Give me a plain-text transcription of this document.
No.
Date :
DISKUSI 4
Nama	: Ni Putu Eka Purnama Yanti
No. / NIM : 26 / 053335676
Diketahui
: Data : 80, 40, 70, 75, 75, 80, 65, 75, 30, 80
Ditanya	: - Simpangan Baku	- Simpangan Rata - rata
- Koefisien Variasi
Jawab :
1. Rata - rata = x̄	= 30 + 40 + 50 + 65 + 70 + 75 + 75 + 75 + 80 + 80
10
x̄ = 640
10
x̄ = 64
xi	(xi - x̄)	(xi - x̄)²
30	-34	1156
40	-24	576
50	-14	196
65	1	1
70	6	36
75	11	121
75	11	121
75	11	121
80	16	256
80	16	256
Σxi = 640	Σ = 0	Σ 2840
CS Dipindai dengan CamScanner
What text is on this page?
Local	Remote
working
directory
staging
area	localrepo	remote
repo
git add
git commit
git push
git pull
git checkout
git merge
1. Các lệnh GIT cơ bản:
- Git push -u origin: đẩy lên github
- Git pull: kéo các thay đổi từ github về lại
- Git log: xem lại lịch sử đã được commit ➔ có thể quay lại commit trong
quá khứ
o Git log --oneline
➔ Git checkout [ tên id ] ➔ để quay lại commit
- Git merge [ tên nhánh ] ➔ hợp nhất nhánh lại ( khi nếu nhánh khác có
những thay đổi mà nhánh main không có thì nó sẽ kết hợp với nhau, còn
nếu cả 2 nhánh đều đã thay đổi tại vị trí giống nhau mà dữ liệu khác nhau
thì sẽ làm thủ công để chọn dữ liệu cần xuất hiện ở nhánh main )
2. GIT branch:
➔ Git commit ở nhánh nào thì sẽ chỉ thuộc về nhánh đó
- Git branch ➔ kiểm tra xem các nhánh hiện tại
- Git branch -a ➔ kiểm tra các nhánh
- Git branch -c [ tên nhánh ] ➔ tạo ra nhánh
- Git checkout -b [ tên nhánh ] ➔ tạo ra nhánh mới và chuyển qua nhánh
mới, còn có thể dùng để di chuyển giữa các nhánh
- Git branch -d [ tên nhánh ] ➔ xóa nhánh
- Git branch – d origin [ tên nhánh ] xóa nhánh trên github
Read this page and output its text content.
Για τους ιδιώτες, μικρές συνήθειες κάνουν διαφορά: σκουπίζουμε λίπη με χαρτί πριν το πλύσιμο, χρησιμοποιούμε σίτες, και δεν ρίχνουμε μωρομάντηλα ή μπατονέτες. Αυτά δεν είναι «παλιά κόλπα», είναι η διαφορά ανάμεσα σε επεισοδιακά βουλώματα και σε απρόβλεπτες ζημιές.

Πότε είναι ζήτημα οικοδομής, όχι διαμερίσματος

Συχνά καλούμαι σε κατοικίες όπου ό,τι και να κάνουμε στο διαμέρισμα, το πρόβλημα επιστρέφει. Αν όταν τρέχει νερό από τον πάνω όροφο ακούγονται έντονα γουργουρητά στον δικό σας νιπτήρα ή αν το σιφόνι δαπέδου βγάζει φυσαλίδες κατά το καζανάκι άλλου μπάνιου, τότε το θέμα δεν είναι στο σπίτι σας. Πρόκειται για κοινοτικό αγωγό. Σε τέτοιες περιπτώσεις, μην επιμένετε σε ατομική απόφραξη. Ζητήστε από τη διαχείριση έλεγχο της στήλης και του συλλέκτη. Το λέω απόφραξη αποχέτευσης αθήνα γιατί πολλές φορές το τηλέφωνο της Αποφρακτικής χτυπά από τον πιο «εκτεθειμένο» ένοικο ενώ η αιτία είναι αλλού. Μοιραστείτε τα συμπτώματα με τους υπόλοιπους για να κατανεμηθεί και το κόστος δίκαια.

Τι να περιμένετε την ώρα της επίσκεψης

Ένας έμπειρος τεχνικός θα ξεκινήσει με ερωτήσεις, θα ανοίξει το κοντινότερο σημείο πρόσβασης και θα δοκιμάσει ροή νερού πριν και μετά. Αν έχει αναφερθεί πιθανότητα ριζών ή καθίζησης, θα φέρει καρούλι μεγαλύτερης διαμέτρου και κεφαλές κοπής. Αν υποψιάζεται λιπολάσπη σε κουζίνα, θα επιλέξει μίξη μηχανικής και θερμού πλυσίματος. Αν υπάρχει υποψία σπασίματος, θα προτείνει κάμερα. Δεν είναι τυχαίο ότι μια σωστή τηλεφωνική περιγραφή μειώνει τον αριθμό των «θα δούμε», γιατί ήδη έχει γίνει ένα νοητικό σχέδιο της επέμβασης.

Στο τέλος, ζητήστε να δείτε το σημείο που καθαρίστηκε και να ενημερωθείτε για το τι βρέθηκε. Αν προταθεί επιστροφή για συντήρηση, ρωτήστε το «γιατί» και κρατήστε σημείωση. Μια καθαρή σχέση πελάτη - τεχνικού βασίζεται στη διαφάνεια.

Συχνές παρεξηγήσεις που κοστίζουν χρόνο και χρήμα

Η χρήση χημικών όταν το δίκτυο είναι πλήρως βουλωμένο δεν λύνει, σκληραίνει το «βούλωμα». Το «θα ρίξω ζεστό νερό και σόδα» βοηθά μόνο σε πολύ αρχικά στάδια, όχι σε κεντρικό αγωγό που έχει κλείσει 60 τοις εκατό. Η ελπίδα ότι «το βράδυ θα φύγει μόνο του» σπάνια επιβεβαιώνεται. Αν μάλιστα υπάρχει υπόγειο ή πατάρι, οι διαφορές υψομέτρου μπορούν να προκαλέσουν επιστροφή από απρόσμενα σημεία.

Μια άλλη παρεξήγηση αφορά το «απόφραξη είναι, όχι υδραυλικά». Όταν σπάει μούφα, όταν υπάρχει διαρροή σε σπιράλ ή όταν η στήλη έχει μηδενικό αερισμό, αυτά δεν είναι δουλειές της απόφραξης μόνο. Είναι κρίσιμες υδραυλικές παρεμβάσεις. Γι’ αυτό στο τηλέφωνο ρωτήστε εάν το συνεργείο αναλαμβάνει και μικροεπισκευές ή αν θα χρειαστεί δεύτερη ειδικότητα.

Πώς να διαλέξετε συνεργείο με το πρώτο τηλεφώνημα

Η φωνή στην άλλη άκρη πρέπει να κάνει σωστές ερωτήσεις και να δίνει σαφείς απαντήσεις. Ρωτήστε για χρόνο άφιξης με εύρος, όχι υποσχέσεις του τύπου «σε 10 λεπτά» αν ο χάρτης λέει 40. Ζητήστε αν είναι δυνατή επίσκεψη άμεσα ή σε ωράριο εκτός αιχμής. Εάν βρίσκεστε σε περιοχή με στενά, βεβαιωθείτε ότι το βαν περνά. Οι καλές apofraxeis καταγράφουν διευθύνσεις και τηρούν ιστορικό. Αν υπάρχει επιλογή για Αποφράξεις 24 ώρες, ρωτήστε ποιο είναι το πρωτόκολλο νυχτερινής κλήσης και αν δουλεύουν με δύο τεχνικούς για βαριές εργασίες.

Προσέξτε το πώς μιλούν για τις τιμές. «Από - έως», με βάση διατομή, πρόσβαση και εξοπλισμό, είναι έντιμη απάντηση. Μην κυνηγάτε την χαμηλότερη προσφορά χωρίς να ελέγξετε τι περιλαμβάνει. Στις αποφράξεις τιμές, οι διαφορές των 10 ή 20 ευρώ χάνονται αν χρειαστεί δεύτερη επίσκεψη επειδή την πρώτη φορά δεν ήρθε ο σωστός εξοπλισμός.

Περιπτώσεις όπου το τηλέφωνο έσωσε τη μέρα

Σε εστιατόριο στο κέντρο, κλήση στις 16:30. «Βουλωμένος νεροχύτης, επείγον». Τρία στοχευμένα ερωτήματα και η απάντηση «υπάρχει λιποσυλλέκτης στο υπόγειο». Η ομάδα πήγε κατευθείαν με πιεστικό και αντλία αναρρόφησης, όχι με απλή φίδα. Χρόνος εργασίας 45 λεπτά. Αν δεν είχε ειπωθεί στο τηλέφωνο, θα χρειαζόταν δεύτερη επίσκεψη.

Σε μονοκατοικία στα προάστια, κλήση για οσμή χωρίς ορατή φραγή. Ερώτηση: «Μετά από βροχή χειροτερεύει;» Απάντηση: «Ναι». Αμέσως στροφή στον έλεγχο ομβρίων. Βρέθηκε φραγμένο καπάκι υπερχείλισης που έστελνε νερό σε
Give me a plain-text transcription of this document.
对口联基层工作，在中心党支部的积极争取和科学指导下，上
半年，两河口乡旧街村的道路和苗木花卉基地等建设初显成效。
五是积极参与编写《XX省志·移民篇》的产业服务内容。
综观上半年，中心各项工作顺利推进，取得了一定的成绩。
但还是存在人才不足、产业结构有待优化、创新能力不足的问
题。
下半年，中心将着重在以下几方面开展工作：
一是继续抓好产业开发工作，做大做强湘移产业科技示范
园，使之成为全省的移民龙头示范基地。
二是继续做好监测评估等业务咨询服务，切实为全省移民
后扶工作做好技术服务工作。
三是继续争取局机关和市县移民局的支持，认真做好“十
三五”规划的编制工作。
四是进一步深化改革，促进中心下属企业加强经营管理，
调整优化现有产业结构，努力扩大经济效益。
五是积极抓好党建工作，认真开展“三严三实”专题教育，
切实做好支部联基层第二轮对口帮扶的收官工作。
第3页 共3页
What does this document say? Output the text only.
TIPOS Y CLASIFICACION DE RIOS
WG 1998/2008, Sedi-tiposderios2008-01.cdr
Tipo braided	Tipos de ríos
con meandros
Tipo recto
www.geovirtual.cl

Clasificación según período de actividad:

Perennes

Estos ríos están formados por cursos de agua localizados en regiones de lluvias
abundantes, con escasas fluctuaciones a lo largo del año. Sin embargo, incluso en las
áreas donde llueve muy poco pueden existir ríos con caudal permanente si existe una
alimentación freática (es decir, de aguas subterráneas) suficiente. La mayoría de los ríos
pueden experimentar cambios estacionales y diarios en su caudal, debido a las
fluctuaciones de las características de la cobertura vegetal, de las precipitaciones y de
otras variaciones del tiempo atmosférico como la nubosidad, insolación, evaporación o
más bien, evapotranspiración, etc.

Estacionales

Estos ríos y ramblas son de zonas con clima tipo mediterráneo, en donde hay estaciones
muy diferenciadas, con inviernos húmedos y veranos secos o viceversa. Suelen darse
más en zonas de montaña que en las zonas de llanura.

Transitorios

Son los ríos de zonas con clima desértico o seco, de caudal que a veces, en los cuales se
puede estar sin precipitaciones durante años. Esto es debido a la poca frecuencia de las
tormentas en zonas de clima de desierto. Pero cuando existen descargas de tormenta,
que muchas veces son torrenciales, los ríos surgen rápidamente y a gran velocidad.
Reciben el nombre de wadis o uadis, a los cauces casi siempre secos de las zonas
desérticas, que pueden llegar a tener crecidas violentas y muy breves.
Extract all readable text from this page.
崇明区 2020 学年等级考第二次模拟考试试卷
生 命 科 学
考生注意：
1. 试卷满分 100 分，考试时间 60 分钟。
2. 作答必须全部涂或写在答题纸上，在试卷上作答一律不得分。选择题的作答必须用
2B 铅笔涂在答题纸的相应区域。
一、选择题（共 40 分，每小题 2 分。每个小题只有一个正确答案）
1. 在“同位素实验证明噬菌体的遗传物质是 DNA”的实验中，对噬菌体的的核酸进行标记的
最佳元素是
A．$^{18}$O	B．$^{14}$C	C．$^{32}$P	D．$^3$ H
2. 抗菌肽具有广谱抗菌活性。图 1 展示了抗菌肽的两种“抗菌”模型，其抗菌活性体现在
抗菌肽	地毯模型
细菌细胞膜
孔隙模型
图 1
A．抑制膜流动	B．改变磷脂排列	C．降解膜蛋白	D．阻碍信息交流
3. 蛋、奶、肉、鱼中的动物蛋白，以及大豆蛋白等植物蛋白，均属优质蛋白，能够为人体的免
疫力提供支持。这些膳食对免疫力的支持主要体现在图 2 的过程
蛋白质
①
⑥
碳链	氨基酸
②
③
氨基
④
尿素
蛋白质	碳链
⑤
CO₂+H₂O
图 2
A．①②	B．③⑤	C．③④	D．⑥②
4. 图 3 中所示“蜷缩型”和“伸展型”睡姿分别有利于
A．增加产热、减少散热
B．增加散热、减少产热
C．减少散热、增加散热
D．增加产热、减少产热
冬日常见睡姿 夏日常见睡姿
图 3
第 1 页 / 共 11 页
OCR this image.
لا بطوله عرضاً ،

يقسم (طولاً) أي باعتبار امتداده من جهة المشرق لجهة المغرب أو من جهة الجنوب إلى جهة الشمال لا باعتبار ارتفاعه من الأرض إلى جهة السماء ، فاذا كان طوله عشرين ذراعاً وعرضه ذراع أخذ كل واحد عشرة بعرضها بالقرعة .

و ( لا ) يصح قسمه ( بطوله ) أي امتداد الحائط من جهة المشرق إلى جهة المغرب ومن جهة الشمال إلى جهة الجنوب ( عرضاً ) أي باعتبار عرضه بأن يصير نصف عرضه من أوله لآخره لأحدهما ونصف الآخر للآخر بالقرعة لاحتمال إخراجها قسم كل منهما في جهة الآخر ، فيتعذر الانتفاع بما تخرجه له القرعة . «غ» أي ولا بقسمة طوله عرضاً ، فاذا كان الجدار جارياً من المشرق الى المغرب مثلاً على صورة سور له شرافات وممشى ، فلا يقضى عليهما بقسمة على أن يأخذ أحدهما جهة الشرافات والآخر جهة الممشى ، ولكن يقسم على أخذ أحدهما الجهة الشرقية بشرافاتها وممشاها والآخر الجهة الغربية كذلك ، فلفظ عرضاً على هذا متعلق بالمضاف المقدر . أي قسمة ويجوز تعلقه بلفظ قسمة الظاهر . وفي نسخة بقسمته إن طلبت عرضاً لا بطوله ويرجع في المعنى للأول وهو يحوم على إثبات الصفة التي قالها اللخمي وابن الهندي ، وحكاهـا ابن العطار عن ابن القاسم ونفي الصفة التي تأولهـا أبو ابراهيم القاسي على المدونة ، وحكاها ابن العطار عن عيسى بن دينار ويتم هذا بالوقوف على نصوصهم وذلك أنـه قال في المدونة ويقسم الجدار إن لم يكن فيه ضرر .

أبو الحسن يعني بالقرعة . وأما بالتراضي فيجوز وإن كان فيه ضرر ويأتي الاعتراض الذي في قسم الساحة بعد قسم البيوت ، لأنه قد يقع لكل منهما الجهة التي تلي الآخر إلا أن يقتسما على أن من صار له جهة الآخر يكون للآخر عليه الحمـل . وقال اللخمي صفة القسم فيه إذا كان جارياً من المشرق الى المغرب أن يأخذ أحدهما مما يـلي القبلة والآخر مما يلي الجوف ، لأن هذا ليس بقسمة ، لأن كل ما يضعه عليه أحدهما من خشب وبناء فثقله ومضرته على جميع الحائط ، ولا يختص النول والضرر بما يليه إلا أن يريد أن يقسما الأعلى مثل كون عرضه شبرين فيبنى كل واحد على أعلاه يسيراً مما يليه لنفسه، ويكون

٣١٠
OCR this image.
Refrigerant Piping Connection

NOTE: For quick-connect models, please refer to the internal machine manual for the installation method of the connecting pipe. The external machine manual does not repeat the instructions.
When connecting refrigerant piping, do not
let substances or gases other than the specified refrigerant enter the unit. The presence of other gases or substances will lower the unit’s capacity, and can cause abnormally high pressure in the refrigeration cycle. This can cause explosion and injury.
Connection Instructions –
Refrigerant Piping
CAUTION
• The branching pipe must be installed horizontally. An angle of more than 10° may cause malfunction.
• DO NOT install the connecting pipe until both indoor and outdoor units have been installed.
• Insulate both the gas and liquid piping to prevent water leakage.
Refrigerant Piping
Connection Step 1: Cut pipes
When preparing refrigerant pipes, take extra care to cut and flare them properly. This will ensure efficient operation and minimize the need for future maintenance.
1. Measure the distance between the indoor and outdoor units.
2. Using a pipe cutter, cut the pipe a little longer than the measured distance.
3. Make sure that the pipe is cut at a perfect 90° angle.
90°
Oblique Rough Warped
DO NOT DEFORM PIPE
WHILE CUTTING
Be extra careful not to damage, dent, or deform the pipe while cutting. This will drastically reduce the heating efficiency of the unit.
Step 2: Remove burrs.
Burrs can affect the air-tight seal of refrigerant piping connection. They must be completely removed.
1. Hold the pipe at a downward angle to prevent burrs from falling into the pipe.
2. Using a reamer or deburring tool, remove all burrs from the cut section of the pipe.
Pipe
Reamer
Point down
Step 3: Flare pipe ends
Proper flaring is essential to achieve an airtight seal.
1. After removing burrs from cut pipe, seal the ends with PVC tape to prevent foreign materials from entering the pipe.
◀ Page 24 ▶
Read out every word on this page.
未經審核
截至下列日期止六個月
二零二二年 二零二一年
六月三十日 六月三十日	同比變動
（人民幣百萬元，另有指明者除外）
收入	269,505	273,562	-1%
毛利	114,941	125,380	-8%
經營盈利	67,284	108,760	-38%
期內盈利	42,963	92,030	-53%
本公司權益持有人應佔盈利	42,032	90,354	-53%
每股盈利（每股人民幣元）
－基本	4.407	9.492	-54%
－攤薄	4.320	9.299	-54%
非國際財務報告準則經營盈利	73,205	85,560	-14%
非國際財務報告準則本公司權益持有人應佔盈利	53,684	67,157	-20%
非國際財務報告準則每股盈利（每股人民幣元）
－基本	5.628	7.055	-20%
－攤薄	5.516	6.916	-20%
====
Search the records for the string "zonas" and return every line in which it occurs.

Estos ríos y ramblas son de zonas con clima tipo mediterráneo, en donde hay estaciones
más en zonas de montaña que en las zonas de llanura.
Son los ríos de zonas con clima desértico o seco, de caudal que a veces, en los cuales se
tormentas en zonas de clima de desierto. Pero cuando existen descargas de tormenta,
Reciben el nombre de wadis o uadis, a los cauces casi siempre secos de las zonas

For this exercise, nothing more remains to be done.